TRECHO DO TEXTO:
Michele Perrot[14] defende a idéia de que o corpo está no centro de toda relação de poder e, de maneira imediata e específica, o corpo das mulheres é o próprio centro. Diante disso, uma perpétua suspeita instala-se sobre sua aparência, sua beleza, suas formas, suas roupas, seus gestos, sua maneira de andar, de olhar, de falar e de rir. Nesse discurso, toda mulher em liberdade é um perigo e, ao mesmo tempo, está em perigo; se algo de mau lhe acontece, ela está recebendo apenas aquilo que merece.

Afinal, quantas mulheres foram consideradas culpadas pelas violências que sofreram. Se ela foi agredida pelo marido, algo fez para merecer; se foi violentada sexualmente, deve ter provocado ou ter andado por lugares em que chamou a atenção e se expôs em demasia.
Nesse sentido, o corpo feminino necessita de proteção, pela sua fragilidade e também pelos perigos que sua sexualidade representa. Então a mulher fechada em casa foi, por muito tempo, o local mais natural para ela, aliás, a casa representa seu habitat natural, o locus de sua atuação e de sua função verdadeira: a procriação.

Sobressai-se nas representações femininas fortes descrições naturalistas e essencialistas, que transformam discursos e práticas sociais em verdades quase irrefutáveis. Mas, neste como em qualquer contexto histórico, não se pode perder de vista o que é uma representação.
Segundo Roger Chartier as representações do mundo social são sempre determinadas pelos interesses de grupos que as forjam sendo que as percepções do social não são neutras, pois elas produzem estratégias e práticas que tendem a impor uma autoridade à custa de outros, por elas menosprezadas, a legitimar um projeto reformador ou a justificar, para os próprios indivíduos, as suas escolhas e condutas.
[15]

Neste sentido, conforme Ana Maria Colling[16], as representações da mulher impuseram ao feminino uma natureza, uma essência, uma feminilidade inata à mulher. Ou seja, de tanto historicizar a mulher imputando-lhe características próprias, únicas e intransferíveis, vê-se uma natureza feminina forjada. Em concordância, Céli Pinto, demonstra isso ao afirmar que “inventamos histórias, inventamos sujeitos, inventamos o homem, inventamos até uma natureza necessária, para podermos negar nossas invenções”[17]

Ao se optar pela idéia de natureza feminina, desconsidera-se o processo de construção de um discurso que delimita o que uma mulher pode fazer, o que deve fazer e onde deve estar. Ou como elucida Colling, “no momento em que se designa uma ‘natureza feminina’, retira-se o caráter de construção do discurso que imputa à mulher funções, papéis, e comportamentos e, ao mesmo tempo, a transforma em mera espectadora de uma situação que parece imutável” [18]. E nessa aparente imutabilidade residem as permanências, que são reflexos de antigas representações que mantém suas influências ao longo dos tempos.

INSTRUÇÕES DO EXERCÍCIO:
1. Resuma o parágrafo do texto sobre a representação feminina que começa com “Nesse sentido, o corpo feminino”, sem perder as informações principais.
2. Redigite sem nenhuma alteração o trecho do texto sobre a representação feminina que vai de “Michele Perrot[14] defende” até “aquilo que merece.”.
3. Dê continuidade ao texto sobre a representação feminina a partir do ponto em que ele termina.
Os dados a seguir têm outra origem.

CONJUNTO DE DADOS:
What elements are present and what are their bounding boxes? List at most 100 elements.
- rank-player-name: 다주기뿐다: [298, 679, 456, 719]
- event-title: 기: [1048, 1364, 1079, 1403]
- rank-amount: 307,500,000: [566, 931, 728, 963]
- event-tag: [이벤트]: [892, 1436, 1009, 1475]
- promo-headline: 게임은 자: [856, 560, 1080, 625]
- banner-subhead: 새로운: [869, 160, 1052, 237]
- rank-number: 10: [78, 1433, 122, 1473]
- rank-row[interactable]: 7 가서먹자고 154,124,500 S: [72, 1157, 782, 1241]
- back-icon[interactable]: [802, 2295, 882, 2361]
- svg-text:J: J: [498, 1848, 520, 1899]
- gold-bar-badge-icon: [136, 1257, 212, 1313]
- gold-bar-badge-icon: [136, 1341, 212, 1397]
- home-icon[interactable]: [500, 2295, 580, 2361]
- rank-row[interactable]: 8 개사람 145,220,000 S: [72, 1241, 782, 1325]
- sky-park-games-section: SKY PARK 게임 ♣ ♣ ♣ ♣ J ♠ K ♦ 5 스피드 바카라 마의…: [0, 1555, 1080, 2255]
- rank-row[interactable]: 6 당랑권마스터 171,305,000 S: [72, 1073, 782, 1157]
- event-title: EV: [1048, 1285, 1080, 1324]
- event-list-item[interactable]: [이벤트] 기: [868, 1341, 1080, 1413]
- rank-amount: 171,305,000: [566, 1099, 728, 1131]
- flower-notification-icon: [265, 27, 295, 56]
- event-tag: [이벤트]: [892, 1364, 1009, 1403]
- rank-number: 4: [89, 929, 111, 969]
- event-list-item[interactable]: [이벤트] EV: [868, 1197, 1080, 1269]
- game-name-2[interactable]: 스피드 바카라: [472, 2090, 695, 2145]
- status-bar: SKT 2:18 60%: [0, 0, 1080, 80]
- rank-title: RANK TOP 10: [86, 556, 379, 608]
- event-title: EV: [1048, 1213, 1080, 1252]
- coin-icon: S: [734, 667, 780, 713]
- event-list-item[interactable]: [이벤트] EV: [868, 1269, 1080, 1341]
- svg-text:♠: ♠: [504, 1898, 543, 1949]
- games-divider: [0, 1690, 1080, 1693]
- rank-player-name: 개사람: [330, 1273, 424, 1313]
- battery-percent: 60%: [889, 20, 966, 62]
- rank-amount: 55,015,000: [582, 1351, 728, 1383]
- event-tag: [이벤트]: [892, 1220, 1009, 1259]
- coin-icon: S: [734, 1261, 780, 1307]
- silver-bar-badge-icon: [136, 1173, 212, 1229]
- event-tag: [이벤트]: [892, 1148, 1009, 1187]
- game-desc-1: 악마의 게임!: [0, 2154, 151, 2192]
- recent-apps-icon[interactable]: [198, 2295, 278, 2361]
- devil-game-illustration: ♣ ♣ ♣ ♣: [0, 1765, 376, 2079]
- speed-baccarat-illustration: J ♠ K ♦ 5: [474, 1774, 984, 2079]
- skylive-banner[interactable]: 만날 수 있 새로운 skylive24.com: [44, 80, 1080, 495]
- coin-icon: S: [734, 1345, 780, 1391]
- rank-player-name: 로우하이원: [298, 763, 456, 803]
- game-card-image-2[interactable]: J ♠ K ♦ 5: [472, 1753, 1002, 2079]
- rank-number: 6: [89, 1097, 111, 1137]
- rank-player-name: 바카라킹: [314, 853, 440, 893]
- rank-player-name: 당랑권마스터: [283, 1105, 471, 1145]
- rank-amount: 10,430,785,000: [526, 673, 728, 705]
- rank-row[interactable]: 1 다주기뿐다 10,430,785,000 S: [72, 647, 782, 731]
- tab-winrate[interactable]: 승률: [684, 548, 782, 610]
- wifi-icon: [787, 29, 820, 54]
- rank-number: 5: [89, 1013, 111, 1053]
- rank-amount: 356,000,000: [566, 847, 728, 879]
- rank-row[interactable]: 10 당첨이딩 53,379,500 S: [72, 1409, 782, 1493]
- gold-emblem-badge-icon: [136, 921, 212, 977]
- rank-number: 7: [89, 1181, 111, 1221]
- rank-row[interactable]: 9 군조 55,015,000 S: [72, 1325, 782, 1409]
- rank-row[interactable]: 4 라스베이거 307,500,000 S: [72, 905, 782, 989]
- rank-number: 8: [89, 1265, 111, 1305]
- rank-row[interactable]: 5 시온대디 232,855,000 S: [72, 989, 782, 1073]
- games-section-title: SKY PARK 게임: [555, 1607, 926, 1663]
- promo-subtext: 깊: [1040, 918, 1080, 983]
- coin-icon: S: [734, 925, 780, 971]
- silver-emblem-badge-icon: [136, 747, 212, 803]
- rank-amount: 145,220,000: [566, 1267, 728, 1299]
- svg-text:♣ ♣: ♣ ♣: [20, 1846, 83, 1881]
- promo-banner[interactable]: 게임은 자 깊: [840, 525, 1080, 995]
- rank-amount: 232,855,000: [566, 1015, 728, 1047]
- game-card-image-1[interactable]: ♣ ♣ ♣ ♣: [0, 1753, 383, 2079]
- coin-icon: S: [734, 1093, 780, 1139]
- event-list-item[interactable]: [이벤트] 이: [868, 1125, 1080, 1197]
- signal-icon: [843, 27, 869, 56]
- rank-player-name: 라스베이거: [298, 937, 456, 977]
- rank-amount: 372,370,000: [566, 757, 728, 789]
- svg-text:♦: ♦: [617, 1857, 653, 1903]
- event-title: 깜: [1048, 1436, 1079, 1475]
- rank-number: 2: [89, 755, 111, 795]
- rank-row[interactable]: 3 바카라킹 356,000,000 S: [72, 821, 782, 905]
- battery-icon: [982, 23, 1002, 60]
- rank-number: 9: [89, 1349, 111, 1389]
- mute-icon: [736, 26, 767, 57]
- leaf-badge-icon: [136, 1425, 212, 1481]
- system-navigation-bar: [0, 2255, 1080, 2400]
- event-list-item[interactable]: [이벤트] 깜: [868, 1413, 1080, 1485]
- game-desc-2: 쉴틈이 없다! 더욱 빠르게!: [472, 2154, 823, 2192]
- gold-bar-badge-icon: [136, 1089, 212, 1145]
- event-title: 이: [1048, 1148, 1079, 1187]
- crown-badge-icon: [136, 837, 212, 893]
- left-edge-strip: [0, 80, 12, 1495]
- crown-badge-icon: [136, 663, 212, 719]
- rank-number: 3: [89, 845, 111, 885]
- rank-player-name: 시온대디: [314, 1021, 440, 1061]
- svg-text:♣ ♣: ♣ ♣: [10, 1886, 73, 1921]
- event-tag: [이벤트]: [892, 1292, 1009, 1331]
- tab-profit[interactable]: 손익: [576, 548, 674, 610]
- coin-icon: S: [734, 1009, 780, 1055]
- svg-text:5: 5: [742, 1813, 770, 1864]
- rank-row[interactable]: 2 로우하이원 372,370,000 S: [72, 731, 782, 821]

RESPOSTAS EM ORDEM:
1. O corpo feminino precisaria de proteção por ser frágil e pelos perigos de sua sexualidade. Por isso, durante muito tempo, a casa foi vista como o lugar natural da mulher, o espaço de sua verdadeira função: a procriação.

2.
Michele Perrot[14] defende a idéia de que o corpo está no centro de toda relação de poder e, de maneira imediata e específica, o corpo das mulheres é o próprio centro. Diante disso, uma perpétua suspeita instala-se sobre sua aparência, sua beleza, suas formas, suas roupas, seus gestos, sua maneira de andar, de olhar, de falar e de rir. Nesse discurso, toda mulher em liberdade é um perigo e, ao mesmo tempo, está em perigo; se algo de mau lhe acontece, ela está recebendo apenas aquilo que merece.

3.
[1] DELUMEAU, Jean. História do medo no Ocidente: 1300-1800. São Paulo: Companhia das Letras, 2001, p. 314.
[2] QUINTANEIRO, Tania. Retratos de Mulher: O cotidiano feminino no Brasil sob o olhar de viageiros do século XIX. Petrópolis: Ed. Vozes, 1995, p. 152.
[3] DELUMEAU. Loc. cit., p. 314.
[4] Idem.
[5] NOGUEIRA, Carlos Alberto Figueiredo. Bruxaria e História. As Práticas Mágicas no Ocidente Cristão. São Paulo: Ática, 1991, p.106. DELUMEAU. Op. cit., p. 327. Cf. KRAMER, Heinrich; SPRENGER, James. Malleus Maleficarum: O Martelo das Feiticeiras. RJ: Ed. Rosa dos Tempos, 2001, p.117.
[6] MACEDO, José Rivair. A Mulher na Idade Média. SP: Ed. Contexto, 1999. p. 21. Também diz o Malleus que “o vocábulo mulher é usado para indicar a lascívia da carne”. Op. cit., p. 125.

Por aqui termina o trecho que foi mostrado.